- [Aim of the task] Every line containing the word "Projetos" needs to be found and copied.
[Record excerpts start]
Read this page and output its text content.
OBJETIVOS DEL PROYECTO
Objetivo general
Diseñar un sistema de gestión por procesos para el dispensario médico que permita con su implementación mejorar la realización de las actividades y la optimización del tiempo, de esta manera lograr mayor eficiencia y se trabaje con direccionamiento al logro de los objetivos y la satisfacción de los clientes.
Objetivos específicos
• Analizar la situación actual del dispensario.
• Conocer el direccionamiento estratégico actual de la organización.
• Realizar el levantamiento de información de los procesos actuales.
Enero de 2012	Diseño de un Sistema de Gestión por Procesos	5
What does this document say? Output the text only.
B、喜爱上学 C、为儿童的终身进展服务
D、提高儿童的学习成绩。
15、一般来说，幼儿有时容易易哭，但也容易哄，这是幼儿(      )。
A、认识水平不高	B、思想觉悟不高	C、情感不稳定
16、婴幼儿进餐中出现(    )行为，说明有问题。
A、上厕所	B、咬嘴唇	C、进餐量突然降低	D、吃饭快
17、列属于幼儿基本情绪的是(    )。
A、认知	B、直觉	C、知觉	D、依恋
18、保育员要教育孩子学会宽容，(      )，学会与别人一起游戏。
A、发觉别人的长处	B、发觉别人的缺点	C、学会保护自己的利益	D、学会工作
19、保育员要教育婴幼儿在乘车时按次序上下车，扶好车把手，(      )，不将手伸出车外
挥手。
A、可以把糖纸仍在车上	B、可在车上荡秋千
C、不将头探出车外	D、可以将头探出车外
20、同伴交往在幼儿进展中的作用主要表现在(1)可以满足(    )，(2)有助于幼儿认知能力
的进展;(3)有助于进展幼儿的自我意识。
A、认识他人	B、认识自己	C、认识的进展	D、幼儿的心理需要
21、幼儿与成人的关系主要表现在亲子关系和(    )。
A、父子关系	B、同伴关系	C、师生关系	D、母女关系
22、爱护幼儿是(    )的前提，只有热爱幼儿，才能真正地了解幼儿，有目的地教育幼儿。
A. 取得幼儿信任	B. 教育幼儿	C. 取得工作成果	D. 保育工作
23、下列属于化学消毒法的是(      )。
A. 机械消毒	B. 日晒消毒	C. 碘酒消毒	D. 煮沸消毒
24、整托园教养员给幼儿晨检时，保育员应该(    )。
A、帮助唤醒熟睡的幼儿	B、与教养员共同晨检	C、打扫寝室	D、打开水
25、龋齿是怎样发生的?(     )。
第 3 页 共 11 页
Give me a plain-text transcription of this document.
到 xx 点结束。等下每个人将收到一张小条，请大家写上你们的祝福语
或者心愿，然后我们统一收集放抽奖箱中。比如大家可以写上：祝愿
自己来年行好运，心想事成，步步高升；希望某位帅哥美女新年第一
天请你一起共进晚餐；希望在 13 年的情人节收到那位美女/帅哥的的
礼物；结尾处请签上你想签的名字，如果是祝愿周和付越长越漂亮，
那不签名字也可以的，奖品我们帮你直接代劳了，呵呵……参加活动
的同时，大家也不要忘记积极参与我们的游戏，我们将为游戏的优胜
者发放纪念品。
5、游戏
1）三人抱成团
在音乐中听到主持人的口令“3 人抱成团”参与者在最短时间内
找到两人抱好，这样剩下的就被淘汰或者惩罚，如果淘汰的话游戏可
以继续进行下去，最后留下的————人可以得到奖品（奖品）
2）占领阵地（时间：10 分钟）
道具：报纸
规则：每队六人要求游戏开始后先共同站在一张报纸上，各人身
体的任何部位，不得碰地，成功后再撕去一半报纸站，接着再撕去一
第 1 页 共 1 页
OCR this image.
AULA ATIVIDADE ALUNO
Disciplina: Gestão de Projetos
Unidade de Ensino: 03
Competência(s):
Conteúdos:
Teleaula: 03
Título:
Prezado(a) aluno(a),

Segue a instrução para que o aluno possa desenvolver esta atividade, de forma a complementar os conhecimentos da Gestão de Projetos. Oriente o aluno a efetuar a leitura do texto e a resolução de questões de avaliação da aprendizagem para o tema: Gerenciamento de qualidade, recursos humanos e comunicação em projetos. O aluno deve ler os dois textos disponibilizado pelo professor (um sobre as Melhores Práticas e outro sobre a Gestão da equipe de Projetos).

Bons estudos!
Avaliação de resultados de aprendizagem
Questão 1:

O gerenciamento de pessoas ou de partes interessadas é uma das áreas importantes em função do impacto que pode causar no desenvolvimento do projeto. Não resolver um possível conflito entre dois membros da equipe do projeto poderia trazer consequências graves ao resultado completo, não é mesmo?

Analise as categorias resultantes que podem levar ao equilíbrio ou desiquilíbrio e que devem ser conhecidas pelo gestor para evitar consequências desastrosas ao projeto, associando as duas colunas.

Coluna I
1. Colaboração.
[Record excerpts end]
- [The solution]
Disciplina: Gestão de Projetos
Segue a instrução para que o aluno possa desenvolver esta atividade, de forma a complementar os conhecimentos da Gestão de Projetos. Oriente o aluno a efetuar a leitura do texto e a resolução de questões de avaliação da aprendizagem para o tema: Gerenciamento de qualidade, recursos humanos e comunicação em projetos. O aluno deve ler os dois textos disponibilizado pelo professor (um sobre as Melhores Práticas e outro sobre a Gestão da equipe de Projetos).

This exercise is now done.